Questions →
[a] In the cookie and analytics policy, list each action that the sentences beginning "Per Vercel's documentation" and "Vercel rotates" attribute to Vercel or its analytics service.
[b] According to the cookie and analytics policy, what happens if a visitor blocks the theme key?
[c] Proceed with the cookie and analytics policy from its final sentence.

None of these are advertising or tracking cookies, and none are shared for marketing. Blocking the authentication cookie will stop you logging in; blocking the theme key just resets the site to its default theme on each visit.

4. Our analytics approach

We use Vercel Web Analytics, which is designed to be cookieless and privacy-respecting. Per Vercel's documentation, it measures traffic without third-party cookies and, rather than storing an identifier on your device, distinguishes visits using a daily hash derived from the incoming request. Vercel rotates this hash signal every 24 hours and reports metrics in aggregated form. Because the hash is derived from request data, we treat it as transient pseudonymous data rather than fully anonymous information until anonymisation is independently confirmed. It does not track you across sites or applications.

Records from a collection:
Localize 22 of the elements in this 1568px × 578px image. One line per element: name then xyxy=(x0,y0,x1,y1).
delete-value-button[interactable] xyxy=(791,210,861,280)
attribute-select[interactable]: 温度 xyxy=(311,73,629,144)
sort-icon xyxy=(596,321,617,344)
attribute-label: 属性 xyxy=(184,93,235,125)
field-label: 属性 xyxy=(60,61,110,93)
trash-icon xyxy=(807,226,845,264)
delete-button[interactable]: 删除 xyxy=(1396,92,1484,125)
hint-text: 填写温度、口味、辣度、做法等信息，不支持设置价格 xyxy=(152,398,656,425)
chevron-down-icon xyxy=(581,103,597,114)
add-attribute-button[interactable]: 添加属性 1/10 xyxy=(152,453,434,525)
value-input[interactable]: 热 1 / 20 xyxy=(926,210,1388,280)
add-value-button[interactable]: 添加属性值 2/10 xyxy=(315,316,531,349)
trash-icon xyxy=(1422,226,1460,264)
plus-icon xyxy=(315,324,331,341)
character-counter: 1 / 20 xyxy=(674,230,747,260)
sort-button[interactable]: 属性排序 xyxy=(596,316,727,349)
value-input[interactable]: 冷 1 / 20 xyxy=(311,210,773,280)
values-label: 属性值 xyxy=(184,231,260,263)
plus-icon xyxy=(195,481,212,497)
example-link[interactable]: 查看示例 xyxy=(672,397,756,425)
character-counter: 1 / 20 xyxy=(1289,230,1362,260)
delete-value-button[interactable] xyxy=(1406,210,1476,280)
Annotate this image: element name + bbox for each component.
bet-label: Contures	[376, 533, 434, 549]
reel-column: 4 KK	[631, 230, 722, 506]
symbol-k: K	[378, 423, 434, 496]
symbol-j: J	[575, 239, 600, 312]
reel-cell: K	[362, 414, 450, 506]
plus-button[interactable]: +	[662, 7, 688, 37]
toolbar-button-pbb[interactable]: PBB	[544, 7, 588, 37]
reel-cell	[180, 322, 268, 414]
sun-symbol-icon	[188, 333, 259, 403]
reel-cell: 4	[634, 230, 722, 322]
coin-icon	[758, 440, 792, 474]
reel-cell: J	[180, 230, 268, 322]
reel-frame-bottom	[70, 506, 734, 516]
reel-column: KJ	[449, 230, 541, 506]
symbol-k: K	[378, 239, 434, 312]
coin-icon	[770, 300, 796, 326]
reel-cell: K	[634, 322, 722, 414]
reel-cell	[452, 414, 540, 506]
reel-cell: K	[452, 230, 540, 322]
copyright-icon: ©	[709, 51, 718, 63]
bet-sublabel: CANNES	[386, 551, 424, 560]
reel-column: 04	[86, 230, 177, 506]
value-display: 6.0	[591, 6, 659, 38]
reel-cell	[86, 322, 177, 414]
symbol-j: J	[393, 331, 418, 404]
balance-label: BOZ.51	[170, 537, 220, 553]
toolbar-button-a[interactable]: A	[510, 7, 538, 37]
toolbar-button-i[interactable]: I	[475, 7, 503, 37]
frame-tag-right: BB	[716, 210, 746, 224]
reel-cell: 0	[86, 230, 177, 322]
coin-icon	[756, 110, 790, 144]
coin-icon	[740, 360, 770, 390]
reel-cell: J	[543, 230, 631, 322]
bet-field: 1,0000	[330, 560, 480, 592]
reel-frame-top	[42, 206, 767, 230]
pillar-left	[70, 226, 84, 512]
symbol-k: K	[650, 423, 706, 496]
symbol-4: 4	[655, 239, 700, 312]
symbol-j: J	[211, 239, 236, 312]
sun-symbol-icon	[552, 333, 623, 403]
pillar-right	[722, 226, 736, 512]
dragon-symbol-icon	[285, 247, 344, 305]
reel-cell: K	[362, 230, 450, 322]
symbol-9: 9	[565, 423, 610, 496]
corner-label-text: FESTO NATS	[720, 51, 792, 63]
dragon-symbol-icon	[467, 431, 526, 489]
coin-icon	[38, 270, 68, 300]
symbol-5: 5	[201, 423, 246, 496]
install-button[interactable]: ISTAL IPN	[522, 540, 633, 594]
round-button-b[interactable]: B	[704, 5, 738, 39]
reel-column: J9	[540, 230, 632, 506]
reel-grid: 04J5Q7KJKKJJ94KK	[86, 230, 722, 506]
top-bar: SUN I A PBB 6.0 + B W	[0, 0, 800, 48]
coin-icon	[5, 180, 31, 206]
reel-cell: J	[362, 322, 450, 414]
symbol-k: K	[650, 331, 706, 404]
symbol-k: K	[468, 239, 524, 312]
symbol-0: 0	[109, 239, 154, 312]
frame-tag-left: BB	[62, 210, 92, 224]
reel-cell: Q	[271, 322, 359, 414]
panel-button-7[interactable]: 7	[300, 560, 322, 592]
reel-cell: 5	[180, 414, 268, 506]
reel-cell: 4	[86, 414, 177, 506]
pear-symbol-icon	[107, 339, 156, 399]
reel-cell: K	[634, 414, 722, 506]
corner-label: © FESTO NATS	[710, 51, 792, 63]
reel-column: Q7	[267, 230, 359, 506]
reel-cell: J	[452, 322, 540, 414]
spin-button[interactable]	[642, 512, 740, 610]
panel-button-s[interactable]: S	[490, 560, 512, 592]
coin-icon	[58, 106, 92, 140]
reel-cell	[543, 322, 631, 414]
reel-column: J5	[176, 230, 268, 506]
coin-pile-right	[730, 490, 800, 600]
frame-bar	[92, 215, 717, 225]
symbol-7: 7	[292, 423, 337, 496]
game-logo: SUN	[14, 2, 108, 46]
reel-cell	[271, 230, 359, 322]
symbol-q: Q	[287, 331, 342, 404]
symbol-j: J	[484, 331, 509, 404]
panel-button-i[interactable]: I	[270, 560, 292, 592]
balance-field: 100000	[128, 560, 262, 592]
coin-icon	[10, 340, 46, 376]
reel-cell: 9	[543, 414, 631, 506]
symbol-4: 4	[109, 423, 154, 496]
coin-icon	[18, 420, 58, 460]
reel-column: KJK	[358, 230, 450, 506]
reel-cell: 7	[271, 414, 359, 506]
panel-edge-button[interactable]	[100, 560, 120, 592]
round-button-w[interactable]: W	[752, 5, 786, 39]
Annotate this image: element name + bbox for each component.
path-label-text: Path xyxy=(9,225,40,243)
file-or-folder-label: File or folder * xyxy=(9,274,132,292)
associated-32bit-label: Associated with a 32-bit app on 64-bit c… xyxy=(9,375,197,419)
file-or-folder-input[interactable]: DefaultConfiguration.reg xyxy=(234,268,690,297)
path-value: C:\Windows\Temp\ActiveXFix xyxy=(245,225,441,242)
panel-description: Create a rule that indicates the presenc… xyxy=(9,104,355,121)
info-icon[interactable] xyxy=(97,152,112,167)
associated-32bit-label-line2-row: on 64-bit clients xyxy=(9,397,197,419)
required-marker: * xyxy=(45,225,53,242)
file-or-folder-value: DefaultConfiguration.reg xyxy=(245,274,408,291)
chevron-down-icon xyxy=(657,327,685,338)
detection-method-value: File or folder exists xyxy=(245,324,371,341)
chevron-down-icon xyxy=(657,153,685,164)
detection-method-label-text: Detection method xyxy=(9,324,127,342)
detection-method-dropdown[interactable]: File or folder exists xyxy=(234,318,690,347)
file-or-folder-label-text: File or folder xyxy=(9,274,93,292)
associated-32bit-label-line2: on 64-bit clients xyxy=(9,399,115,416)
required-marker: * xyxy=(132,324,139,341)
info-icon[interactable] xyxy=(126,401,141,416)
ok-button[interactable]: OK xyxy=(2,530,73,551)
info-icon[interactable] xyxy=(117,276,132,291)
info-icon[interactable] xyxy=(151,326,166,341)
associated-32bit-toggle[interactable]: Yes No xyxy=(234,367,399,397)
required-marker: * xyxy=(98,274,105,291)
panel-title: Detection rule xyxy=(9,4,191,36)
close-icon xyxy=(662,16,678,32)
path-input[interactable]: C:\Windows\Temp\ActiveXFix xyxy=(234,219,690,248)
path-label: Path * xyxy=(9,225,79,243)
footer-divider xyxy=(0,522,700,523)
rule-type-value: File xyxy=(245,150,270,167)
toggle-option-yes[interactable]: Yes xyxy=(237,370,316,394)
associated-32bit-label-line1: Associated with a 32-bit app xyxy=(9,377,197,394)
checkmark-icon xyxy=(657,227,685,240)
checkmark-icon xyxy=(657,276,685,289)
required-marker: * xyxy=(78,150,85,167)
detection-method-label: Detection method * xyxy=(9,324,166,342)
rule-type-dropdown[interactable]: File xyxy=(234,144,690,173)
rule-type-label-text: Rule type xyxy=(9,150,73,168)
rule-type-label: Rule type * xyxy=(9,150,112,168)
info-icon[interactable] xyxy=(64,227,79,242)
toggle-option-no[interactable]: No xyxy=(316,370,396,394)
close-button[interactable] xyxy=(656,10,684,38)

Responses to the tasks →
[a]
- Measures traffic without third-party cookies.
- Distinguishes visits using a daily hash derived from the incoming request, rather than storing an identifier on the device.
- Rotates this hash signal every 24 hours.
- Reports metrics in aggregated form.

[b] The site resets to its default theme on each visit.

[c]
On the basis that this hash is computed server-side from the request and that nothing is read from or written to your device for analytics, art. 5(3) of the ePrivacy Directive and art. 399 PKE are not engaged, so no consent is required. The processing of the resulting aggregated metrics rests on our legitimate interest under art. 6(1)(f) GDPR, supported by a documented three-part assessment: purpose, understanding how the site performs and is used so we can keep it reliable; necessity, no less intrusive method gives us reliable traffic and performance figures, and the data is daily-rotated pseudonymous and reported in aggregate rather than profiled; balancing, there is no cross-site tracking, advertising, profiling or sale of data, the impact on you is minimal, and you can block the analytics script with no effect on the site. If we ever cannot stand behind the cookieless and server-side premise, or if we add a tracking-cookie tool, we will deploy a consent banner first.

5. What we do not use

As at the date of this Policy, we do not use any of the following:

• Third-party advertising cookies of any kind.
• Social-media tracking pixels (for example Facebook Pixel, LinkedIn Insight Tag, TikTok Pixel).
• Google Analytics, Google Tag Manager or other Google tracking tools.
• CRM tracking pixels or marketing-automation tooling (for example HubSpot, Salesforce, Marketo).
• Retargeting or remarketing pixels.
• Cross-site tracking of any kind, or any sale or sharing of personal data for advertising.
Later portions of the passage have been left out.